**What to do:** Search the listing for the string "менее" and copy every line that contains it.

++++++

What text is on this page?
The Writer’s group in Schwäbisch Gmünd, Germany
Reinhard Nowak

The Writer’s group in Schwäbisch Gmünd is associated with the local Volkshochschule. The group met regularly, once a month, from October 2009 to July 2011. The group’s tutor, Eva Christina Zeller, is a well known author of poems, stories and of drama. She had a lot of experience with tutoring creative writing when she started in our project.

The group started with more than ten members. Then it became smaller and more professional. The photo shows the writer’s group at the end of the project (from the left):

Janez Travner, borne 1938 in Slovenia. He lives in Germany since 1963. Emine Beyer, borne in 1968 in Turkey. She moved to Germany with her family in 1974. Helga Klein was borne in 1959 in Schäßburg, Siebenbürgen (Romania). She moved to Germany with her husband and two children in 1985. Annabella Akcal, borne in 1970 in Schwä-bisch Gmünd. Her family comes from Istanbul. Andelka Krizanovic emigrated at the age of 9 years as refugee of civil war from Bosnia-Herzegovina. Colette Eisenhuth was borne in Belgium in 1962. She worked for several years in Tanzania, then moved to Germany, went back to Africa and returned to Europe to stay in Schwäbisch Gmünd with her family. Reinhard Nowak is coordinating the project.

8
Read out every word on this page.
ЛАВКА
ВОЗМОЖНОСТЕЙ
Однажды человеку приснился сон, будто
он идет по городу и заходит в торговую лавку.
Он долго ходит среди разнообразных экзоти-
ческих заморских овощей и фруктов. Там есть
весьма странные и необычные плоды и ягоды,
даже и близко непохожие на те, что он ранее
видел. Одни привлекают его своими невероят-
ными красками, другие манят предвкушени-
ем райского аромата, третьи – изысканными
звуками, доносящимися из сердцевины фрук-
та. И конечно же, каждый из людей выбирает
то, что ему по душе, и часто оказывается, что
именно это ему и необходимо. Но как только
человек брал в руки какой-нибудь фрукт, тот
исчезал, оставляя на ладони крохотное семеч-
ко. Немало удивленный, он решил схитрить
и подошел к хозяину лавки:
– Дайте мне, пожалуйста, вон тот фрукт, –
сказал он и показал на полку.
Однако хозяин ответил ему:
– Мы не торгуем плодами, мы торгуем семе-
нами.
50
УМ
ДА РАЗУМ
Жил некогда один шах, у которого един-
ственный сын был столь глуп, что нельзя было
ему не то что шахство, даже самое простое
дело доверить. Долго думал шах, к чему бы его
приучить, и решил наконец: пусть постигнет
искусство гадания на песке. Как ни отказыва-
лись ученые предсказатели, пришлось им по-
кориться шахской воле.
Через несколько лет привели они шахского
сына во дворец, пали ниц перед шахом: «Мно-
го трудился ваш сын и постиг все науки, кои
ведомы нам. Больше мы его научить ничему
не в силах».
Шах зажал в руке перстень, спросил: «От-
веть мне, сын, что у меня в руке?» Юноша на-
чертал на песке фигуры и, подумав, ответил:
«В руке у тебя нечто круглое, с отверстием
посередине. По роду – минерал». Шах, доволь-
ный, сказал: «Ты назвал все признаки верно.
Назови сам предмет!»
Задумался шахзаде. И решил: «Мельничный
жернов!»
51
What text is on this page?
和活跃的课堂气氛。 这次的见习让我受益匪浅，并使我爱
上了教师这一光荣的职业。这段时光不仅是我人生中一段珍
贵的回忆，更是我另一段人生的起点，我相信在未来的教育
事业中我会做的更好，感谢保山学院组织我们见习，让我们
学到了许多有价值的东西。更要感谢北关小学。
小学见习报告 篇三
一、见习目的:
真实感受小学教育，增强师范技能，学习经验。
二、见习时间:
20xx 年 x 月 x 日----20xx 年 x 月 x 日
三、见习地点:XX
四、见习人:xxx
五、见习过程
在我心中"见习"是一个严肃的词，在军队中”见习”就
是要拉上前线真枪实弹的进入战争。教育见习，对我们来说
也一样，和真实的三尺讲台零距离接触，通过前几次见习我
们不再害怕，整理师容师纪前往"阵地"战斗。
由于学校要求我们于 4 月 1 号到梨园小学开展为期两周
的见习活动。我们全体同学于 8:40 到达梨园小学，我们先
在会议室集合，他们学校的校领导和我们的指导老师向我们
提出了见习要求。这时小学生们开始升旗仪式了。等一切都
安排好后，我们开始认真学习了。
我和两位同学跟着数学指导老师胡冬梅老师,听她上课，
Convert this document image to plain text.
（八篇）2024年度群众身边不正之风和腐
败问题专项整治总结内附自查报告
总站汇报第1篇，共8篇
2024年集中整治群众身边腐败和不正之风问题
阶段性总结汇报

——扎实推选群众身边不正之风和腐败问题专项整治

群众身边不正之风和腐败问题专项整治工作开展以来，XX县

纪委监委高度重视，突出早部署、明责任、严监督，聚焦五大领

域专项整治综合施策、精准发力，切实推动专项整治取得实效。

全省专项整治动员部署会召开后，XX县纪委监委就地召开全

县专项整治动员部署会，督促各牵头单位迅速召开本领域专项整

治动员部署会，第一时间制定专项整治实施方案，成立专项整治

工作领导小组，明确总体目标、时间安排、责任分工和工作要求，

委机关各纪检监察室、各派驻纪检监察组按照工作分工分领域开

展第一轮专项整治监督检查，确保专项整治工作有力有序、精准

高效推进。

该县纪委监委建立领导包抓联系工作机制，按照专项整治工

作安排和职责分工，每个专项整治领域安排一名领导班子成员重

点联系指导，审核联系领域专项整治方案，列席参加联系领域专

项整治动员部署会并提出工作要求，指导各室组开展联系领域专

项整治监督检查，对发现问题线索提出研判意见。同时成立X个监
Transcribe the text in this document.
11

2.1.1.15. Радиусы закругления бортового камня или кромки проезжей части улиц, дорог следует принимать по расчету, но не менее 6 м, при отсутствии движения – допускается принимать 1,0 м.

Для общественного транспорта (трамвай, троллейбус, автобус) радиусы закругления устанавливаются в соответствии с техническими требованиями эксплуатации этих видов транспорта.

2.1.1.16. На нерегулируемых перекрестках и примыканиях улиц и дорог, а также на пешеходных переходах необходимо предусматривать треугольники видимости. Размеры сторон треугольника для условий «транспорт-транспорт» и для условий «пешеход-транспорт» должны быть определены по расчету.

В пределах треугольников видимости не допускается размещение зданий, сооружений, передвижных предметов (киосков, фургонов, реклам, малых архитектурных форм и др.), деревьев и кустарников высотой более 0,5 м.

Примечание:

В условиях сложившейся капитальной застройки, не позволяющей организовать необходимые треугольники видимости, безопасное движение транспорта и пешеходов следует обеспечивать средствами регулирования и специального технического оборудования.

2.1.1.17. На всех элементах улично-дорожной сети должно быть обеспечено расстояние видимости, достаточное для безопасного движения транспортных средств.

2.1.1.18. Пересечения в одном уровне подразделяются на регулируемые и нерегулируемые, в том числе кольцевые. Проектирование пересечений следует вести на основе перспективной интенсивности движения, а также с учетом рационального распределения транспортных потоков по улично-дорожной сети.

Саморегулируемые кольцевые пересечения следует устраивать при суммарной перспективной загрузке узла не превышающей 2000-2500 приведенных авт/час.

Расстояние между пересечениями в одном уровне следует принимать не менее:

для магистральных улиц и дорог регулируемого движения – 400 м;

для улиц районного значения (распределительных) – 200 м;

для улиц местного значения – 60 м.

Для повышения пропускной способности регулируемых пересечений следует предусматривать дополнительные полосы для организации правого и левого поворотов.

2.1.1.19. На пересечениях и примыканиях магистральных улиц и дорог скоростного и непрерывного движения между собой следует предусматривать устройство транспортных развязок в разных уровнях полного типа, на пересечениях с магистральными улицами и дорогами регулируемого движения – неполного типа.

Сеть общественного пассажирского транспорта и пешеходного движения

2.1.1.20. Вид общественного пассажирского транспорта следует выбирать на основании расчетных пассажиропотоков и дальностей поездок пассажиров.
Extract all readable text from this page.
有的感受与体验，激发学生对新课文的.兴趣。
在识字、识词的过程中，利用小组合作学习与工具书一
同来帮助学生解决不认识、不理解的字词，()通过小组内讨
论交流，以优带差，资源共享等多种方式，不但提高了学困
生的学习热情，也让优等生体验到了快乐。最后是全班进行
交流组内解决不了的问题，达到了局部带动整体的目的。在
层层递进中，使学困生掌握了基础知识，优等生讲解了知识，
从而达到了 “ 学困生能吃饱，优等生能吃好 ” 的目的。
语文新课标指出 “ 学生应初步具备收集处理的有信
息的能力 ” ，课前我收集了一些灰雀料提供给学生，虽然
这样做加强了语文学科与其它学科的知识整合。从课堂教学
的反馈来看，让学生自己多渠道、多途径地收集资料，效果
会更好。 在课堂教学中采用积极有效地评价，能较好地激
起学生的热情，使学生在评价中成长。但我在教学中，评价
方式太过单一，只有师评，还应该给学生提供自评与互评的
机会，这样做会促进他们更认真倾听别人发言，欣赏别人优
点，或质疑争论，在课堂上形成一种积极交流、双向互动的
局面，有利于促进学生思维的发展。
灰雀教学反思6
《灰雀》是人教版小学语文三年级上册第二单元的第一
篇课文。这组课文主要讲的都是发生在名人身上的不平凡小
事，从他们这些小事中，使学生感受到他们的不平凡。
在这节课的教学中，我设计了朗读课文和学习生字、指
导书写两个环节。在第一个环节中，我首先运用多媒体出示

++++++

**Output of the task:**
2.1.1.15. Радиусы закругления бортового камня или кромки проезжей части улиц, дорог следует принимать по расчету, но не менее 6 м, при отсутствии движения – допускается принимать 1,0 м.
Расстояние между пересечениями в одном уровне следует принимать не менее:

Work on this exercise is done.